- EXERCISE GOAL -
Leaving out every picture, quote the data below exactly as it appears.

- DATASET ENTRIES -
····················
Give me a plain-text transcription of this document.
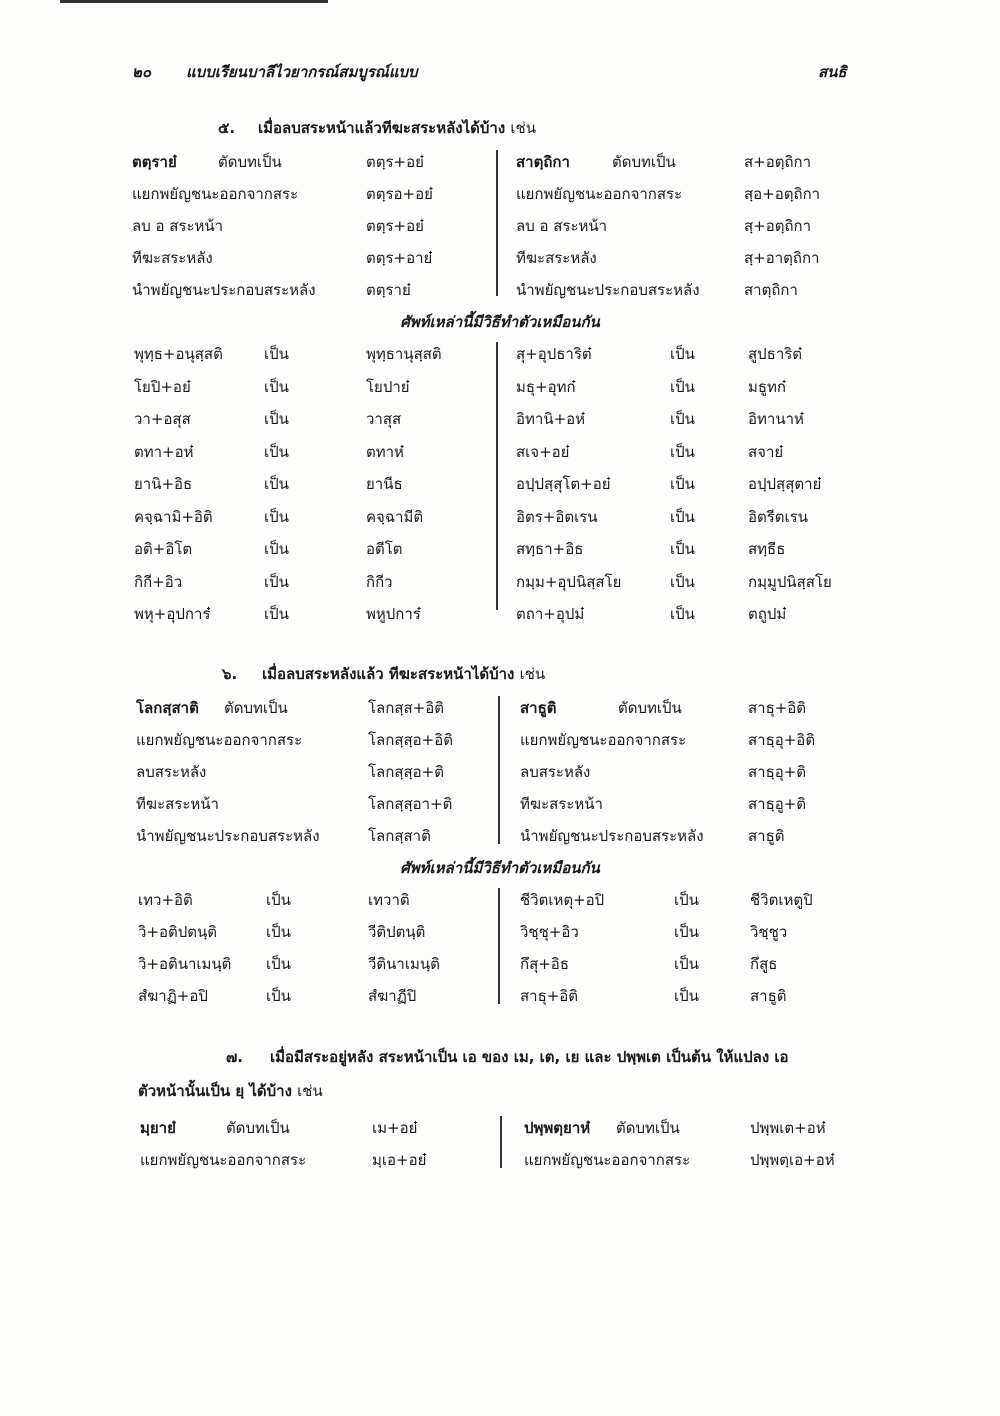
๒๐ แบบเรียนบาลีไวยากรณ์สมบูรณ์แบบ	สนธิ
๕. เมื่อลบสระหน้าแล้วทีฆะสระหลังได้บ้าง เช่น
ตตฺราย๋	ตัดบทเป็น	ตตฺร+อย๋
แยกพยัญชนะออกจากสระ	ตตฺรอ+อย๋
ลบ อ สระหน้า	ตตฺร+อย๋
ทีฆะสระหลัง	ตตฺร+อาย๋
นำพยัญชนะประกอบสระหลัง	ตตฺราย๋
สาตฺถิกา	ตัดบทเป็น	ส+อตฺถิกา
แยกพยัญชนะออกจากสระ	สฺอ+อตฺถิกา
ลบ อ สระหน้า	สฺ+อตฺถิกา
ทีฆะสระหลัง	สฺ+อาตฺถิกา
นำพยัญชนะประกอบสระหลัง	สาตฺถิกา
ศัพท์เหล่านี้มีวิธีทำตัวเหมือนกัน
พุทฺธ+อนุสฺสติ	เป็น	พุทฺธานุสฺสติ
โยปิ+อย๋	เป็น	โยปาย๋
วา+อสุส	เป็น	วาสุส
ตทา+อห๋	เป็น	ตทาห๋
ยานิ+อิธ	เป็น	ยานีธ
คจฺฉามิ+อิติ	เป็น	คจฺฉามีติ
อติ+อิโต	เป็น	อตีโต
กิกี+อิว	เป็น	กิกีว
พหุ+อุปการ๋	เป็น	พหูปการ๋
สุ+อุปธาริต๋	เป็น	สูปธาริต๋
มธุ+อุทก๋	เป็น	มธูทก๋
อิทานิ+อห๋	เป็น	อิทานาห๋
สเจ+อย๋	เป็น	สจาย๋
อปฺปสฺสุโต+อย๋	เป็น	อปฺปสฺสุตาย๋
อิตร+อิตเรน	เป็น	อิตรีตเรน
สทฺธา+อิธ	เป็น	สทฺธีธ
กมฺม+อุปนิสฺสโย	เป็น	กมฺมูปนิสฺสโย
ตถา+อุปม๋	เป็น	ตถูปม๋
๖. เมื่อลบสระหลังแล้ว ทีฆะสระหน้าได้บ้าง เช่น
โลกสฺสาติ ตัดบทเป็น	โลกสฺส+อิติ
แยกพยัญชนะออกจากสระ	โลกสฺสฺอ+อิติ
ลบสระหลัง	โลกสฺสฺอ+ติ
ทีฆะสระหน้า	โลกสฺสฺอา+ติ
นำพยัญชนะประกอบสระหลัง	โลกสฺสาติ
สาธูติ	ตัดบทเป็น	สาธุ+อิติ
แยกพยัญชนะออกจากสระ	สาธฺอุ+อิติ
ลบสระหลัง	สาธฺอุ+ติ
ทีฆะสระหน้า	สาธฺอู+ติ
นำพยัญชนะประกอบสระหลัง	สาธูติ
ศัพท์เหล่านี้มีวิธีทำตัวเหมือนกัน
เทว+อิติ	เป็น	เทวาติ
วิ+อติปตนฺติ	เป็น	วีติปตนฺติ
วิ+อตินาเมนฺติ เป็น	วีตินาเมนฺติ
สํฆาฏิ+อปิ	เป็น	สํฆาฏีปิ
ชีวิตเหตุ+อปิ	เป็น	ชีวิตเหตูปิ
วิชฺชุ+อิว	เป็น	วิชฺชูว
กึสุ+อิธ	เป็น	กึสูธ
สาธุ+อิติ	เป็น	สาธูติ
๗. เมื่อมีสระอยู่หลัง สระหน้าเป็น เอ ของ เม, เต, เย และ ปพฺพเต เป็นต้น ให้แปลง เอ
ตัวหน้านั้นเป็น ยฺ ได้บ้าง เช่น
มฺยาย๋	ตัดบทเป็น	เม+อย๋
แยกพยัญชนะออกจากสระ	มฺเอ+อย๋
ปพฺพตฺยาห๋ ตัดบทเป็น	ปพฺพเต+อห๋
แยกพยัญชนะออกจากสระ	ปพฺพตฺเอ+อห๋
····················
- EXERCISE RESPONSE -
Give me a plain-text transcription of this document.
๒๐ แบบเรียนบาลีไวยากรณ์สมบูรณ์แบบ	สนธิ
๕. เมื่อลบสระหน้าแล้วทีฆะสระหลังได้บ้าง เช่น
ตตฺราย๋	ตัดบทเป็น	ตตฺร+อย๋
แยกพยัญชนะออกจากสระ	ตตฺรอ+อย๋
ลบ อ สระหน้า	ตตฺร+อย๋
ทีฆะสระหลัง	ตตฺร+อาย๋
นำพยัญชนะประกอบสระหลัง	ตตฺราย๋
สาตฺถิกา	ตัดบทเป็น	ส+อตฺถิกา
แยกพยัญชนะออกจากสระ	สฺอ+อตฺถิกา
ลบ อ สระหน้า	สฺ+อตฺถิกา
ทีฆะสระหลัง	สฺ+อาตฺถิกา
นำพยัญชนะประกอบสระหลัง	สาตฺถิกา
ศัพท์เหล่านี้มีวิธีทำตัวเหมือนกัน
พุทฺธ+อนุสฺสติ	เป็น	พุทฺธานุสฺสติ
โยปิ+อย๋	เป็น	โยปาย๋
วา+อสุส	เป็น	วาสุส
ตทา+อห๋	เป็น	ตทาห๋
ยานิ+อิธ	เป็น	ยานีธ
คจฺฉามิ+อิติ	เป็น	คจฺฉามีติ
อติ+อิโต	เป็น	อตีโต
กิกี+อิว	เป็น	กิกีว
พหุ+อุปการ๋	เป็น	พหูปการ๋
สุ+อุปธาริต๋	เป็น	สูปธาริต๋
มธุ+อุทก๋	เป็น	มธูทก๋
อิทานิ+อห๋	เป็น	อิทานาห๋
สเจ+อย๋	เป็น	สจาย๋
อปฺปสฺสุโต+อย๋	เป็น	อปฺปสฺสุตาย๋
อิตร+อิตเรน	เป็น	อิตรีตเรน
สทฺธา+อิธ	เป็น	สทฺธีธ
กมฺม+อุปนิสฺสโย	เป็น	กมฺมูปนิสฺสโย
ตถา+อุปม๋	เป็น	ตถูปม๋
๖. เมื่อลบสระหลังแล้ว ทีฆะสระหน้าได้บ้าง เช่น
โลกสฺสาติ ตัดบทเป็น	โลกสฺส+อิติ
แยกพยัญชนะออกจากสระ	โลกสฺสฺอ+อิติ
ลบสระหลัง	โลกสฺสฺอ+ติ
ทีฆะสระหน้า	โลกสฺสฺอา+ติ
นำพยัญชนะประกอบสระหลัง	โลกสฺสาติ
สาธูติ	ตัดบทเป็น	สาธุ+อิติ
แยกพยัญชนะออกจากสระ	สาธฺอุ+อิติ
ลบสระหลัง	สาธฺอุ+ติ
ทีฆะสระหน้า	สาธฺอู+ติ
นำพยัญชนะประกอบสระหลัง	สาธูติ
ศัพท์เหล่านี้มีวิธีทำตัวเหมือนกัน
เทว+อิติ	เป็น	เทวาติ
วิ+อติปตนฺติ	เป็น	วีติปตนฺติ
วิ+อตินาเมนฺติ เป็น	วีตินาเมนฺติ
สํฆาฏิ+อปิ	เป็น	สํฆาฏีปิ
ชีวิตเหตุ+อปิ	เป็น	ชีวิตเหตูปิ
วิชฺชุ+อิว	เป็น	วิชฺชูว
กึสุ+อิธ	เป็น	กึสูธ
สาธุ+อิติ	เป็น	สาธูติ
๗. เมื่อมีสระอยู่หลัง สระหน้าเป็น เอ ของ เม, เต, เย และ ปพฺพเต เป็นต้น ให้แปลง เอ
ตัวหน้านั้นเป็น ยฺ ได้บ้าง เช่น
มฺยาย๋	ตัดบทเป็น	เม+อย๋
แยกพยัญชนะออกจากสระ	มฺเอ+อย๋
ปพฺพตฺยาห๋ ตัดบทเป็น	ปพฺพเต+อห๋
แยกพยัญชนะออกจากสระ	ปพฺพตฺเอ+อห๋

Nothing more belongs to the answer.